• WHAT YOU HAVE TO DO: Return every one of the rows below verbatim, leaving out any pictures.

• DATA PROVIDED:

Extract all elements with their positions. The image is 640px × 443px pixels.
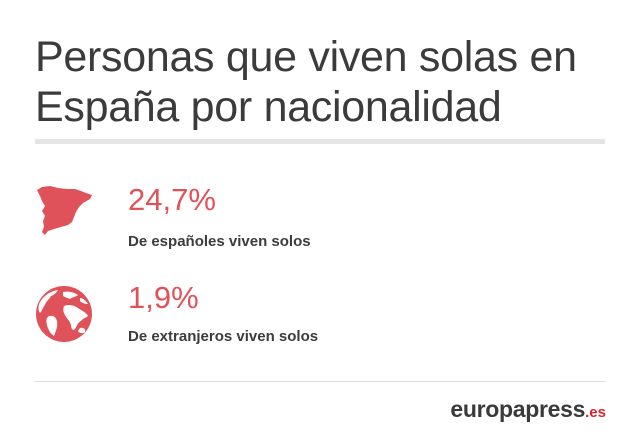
top-divider [35,139,605,144]
title-line-1: Personas que viven solas en [35,33,577,81]
stat-value-foreigners: 1,9% [128,280,199,315]
page-title: Personas que viven solas en España por n… [35,32,625,132]
stat-description-foreigners: De extranjeros viven solos [128,328,319,345]
globe-icon [34,284,94,344]
logo-tld: .es [585,404,606,421]
title-line-2: España por nacionalidad [35,83,502,131]
logo-brand: europapress [450,396,586,422]
europapress-logo: europapress.es [450,396,606,423]
stat-value-spaniards: 24,7% [128,182,216,217]
bottom-divider [35,381,605,382]
spain-map-icon [34,185,94,237]
stat-description-spaniards: De españoles viven solos [128,233,311,250]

• RESULT FOR THIS EXERCISE:
Extract all elements with their positions. The image is 640px × 443px pixels.
top-divider [35,139,605,144]
title-line-1: Personas que viven solas en [35,33,577,81]
stat-value-foreigners: 1,9% [128,280,199,315]
page-title: Personas que viven solas en España por n… [35,32,625,132]
stat-description-foreigners: De extranjeros viven solos [128,328,319,345]
globe-icon [34,284,94,344]
logo-tld: .es [585,404,606,421]
title-line-2: España por nacionalidad [35,83,502,131]
logo-brand: europapress [450,396,586,422]
europapress-logo: europapress.es [450,396,606,423]
stat-value-spaniards: 24,7% [128,182,216,217]
bottom-divider [35,381,605,382]
spain-map-icon [34,185,94,237]
stat-description-spaniards: De españoles viven solos [128,233,311,250]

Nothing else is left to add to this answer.